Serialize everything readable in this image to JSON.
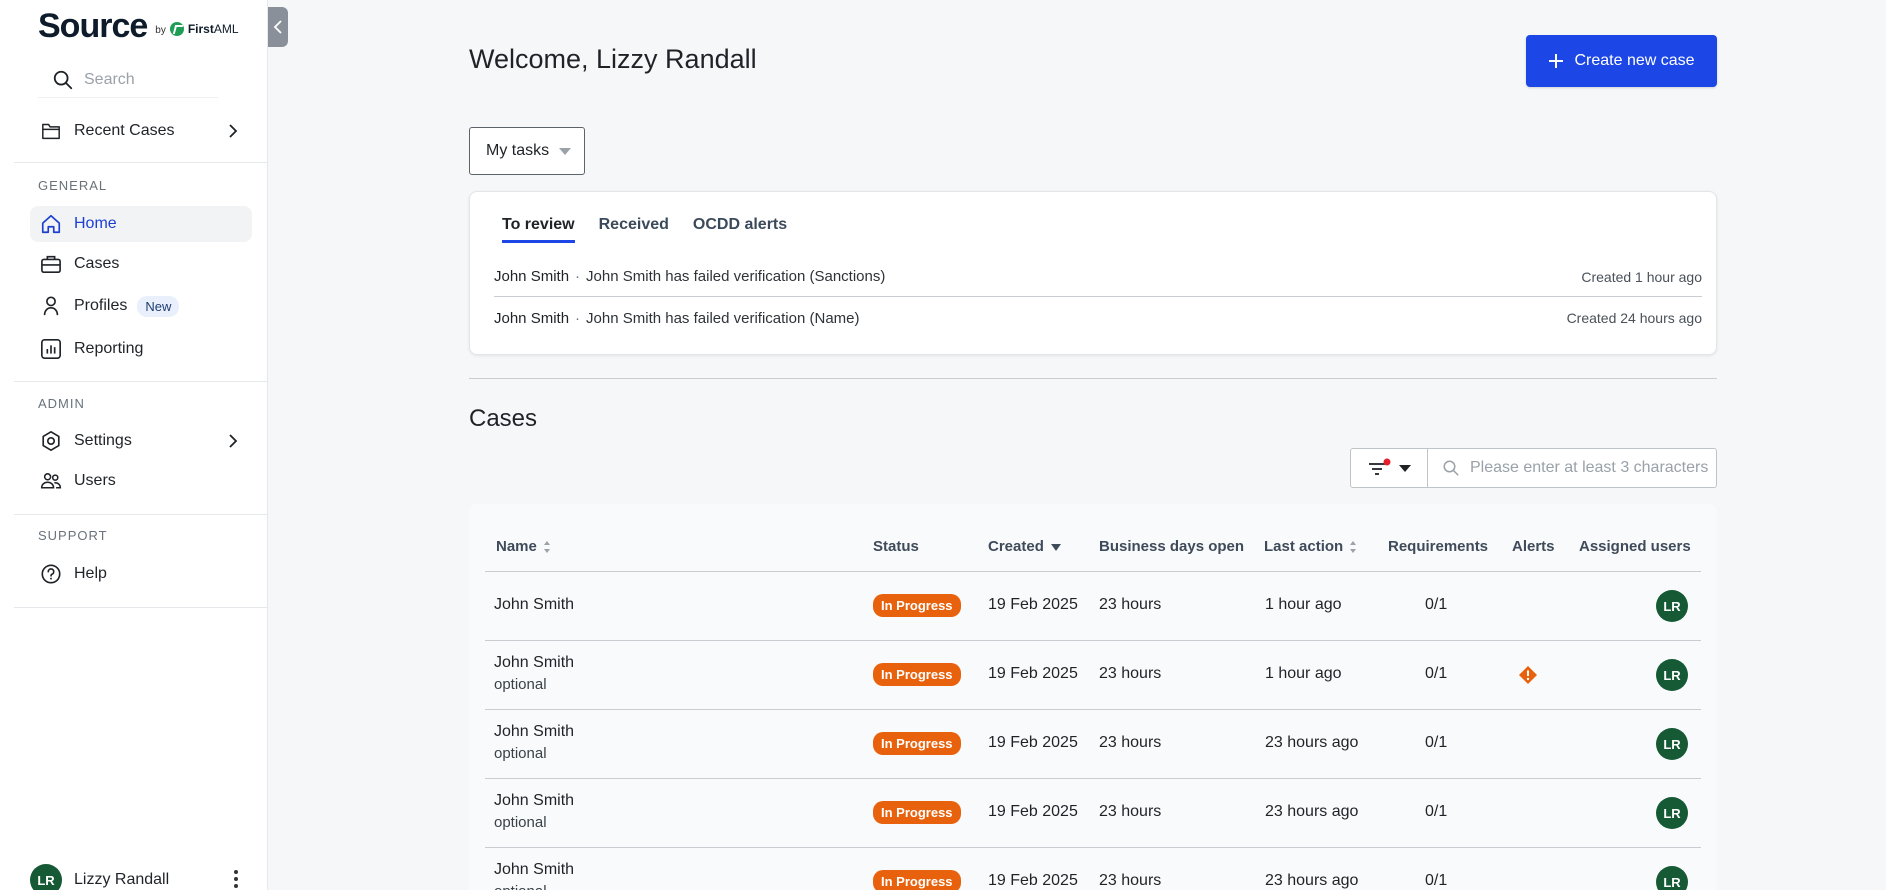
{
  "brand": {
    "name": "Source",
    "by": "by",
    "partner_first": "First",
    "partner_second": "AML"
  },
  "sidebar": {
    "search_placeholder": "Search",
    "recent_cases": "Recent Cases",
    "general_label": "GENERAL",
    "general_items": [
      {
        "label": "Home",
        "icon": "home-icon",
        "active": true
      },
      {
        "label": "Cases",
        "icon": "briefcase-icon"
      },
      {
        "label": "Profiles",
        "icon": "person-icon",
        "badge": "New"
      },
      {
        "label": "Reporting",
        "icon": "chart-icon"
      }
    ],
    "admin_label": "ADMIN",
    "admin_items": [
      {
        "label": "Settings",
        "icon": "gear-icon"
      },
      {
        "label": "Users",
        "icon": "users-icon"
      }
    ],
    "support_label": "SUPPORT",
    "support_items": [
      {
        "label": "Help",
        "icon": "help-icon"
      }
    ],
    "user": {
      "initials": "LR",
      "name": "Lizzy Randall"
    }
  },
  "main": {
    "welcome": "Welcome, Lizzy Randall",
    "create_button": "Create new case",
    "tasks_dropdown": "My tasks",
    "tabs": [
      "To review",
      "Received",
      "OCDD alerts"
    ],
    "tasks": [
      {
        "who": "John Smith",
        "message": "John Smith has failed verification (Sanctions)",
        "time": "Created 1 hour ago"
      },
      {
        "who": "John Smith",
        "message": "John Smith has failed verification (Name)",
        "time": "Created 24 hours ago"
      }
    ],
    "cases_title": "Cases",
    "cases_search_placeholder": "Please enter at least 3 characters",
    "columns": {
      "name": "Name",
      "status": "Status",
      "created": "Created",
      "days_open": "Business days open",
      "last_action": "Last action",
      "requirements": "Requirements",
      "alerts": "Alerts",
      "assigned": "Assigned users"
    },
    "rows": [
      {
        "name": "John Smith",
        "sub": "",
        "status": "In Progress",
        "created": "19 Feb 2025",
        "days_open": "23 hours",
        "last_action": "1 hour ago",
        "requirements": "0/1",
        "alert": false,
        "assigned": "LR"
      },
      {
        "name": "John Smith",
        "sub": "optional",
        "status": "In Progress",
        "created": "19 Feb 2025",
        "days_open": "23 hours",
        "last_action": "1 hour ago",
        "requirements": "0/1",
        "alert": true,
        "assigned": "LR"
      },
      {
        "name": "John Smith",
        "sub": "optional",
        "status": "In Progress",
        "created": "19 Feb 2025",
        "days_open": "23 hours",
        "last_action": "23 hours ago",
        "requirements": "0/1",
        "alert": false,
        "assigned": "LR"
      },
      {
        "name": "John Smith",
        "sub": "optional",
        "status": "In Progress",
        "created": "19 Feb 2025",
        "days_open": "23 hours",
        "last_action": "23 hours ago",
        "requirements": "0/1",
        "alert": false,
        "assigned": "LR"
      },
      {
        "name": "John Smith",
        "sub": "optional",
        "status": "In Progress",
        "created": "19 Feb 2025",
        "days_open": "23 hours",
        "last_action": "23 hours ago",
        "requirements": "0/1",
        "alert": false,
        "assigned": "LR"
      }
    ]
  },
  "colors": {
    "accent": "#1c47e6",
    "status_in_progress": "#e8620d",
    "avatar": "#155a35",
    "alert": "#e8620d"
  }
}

=-=-=

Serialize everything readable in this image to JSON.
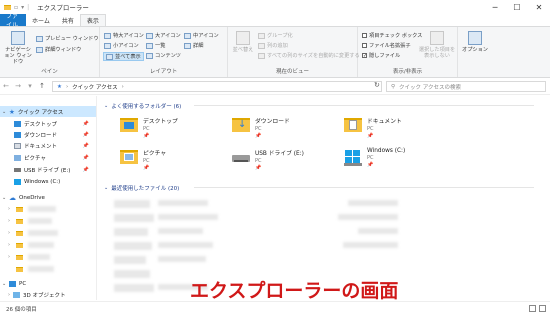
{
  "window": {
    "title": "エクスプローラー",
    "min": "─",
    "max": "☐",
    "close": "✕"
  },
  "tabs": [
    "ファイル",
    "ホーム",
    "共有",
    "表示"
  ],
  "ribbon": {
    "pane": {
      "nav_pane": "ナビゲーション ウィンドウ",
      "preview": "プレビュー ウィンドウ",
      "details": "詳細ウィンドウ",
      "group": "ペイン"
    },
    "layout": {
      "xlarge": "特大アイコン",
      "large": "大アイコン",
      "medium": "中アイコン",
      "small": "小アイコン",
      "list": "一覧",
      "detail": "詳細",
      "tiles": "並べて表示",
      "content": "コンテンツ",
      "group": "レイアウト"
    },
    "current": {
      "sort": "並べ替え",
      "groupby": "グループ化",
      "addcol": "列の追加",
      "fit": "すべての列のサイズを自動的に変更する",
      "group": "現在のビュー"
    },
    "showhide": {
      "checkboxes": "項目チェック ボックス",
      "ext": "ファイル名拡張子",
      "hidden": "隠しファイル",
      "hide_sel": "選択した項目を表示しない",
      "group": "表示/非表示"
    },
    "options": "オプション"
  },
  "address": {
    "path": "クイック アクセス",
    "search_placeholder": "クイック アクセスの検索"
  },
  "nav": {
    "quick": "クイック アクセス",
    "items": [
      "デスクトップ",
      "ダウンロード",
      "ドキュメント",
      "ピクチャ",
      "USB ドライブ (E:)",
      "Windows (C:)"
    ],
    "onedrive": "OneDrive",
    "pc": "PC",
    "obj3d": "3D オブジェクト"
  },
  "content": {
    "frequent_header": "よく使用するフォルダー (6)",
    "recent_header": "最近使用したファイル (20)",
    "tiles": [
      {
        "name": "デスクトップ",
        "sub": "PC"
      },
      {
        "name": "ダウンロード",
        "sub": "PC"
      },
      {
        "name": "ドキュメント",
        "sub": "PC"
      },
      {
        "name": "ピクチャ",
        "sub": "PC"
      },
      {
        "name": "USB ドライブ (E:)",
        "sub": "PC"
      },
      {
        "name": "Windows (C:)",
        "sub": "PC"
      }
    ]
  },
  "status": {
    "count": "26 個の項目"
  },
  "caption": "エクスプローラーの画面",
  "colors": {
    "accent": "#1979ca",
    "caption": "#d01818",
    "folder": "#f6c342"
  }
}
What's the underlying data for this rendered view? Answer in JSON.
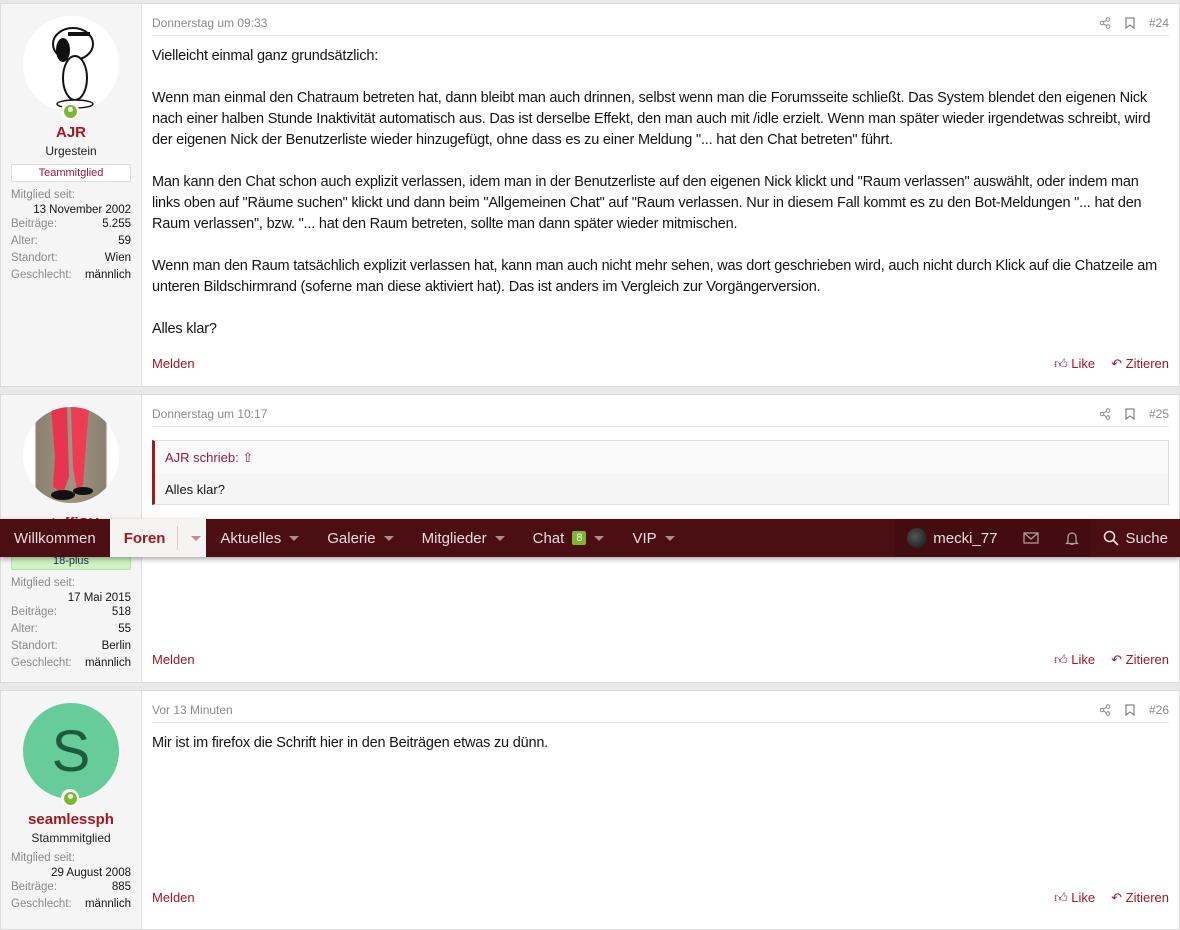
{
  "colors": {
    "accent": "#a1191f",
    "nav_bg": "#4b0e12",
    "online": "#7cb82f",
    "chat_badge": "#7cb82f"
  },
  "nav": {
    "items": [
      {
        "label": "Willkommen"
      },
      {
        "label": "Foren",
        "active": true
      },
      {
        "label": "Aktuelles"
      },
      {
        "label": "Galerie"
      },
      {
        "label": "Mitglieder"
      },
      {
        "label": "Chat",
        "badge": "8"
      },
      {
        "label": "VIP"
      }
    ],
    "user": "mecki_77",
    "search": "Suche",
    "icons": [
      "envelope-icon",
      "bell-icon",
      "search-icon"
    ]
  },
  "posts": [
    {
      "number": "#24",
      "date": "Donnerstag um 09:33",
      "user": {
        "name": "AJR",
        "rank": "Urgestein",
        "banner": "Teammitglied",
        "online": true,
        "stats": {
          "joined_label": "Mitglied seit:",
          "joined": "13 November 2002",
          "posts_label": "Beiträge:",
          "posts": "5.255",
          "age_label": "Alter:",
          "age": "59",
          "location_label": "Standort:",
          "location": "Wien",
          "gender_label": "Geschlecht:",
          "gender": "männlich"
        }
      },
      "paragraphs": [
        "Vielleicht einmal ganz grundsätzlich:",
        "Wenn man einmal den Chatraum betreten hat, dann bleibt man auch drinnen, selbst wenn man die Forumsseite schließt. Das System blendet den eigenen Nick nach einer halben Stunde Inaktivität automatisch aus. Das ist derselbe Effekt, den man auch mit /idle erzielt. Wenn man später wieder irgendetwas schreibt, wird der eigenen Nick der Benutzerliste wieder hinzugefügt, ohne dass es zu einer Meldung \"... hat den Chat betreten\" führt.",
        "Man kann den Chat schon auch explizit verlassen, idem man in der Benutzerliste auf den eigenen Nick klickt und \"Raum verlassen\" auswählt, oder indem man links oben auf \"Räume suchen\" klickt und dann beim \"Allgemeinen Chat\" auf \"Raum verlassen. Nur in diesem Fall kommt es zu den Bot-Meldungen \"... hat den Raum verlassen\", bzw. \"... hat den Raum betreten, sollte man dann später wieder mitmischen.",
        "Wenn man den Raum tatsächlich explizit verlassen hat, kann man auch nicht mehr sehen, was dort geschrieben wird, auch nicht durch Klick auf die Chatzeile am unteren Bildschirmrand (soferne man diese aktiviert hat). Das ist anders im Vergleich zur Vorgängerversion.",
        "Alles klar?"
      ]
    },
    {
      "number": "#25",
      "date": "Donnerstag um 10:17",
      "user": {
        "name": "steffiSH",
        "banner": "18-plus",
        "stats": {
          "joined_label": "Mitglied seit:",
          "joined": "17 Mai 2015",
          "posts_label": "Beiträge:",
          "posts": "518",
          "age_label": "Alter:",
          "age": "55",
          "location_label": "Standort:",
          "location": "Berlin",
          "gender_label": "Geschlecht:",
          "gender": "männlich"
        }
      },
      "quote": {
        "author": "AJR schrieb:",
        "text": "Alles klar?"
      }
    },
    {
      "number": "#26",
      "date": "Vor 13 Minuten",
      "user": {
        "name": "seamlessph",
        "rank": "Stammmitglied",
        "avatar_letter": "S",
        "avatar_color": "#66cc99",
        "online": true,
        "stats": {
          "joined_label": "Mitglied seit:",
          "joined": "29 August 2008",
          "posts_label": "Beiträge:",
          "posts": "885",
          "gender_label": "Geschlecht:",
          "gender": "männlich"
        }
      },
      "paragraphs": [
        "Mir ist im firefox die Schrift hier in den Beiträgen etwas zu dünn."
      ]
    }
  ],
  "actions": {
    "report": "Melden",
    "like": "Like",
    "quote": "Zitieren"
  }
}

=-=-=

=== Task brief ===
Lines containing the string "banner" are to be selected and copied.

=== The output ===
        "banner": "Teammitglied",
        "banner": "18-plus",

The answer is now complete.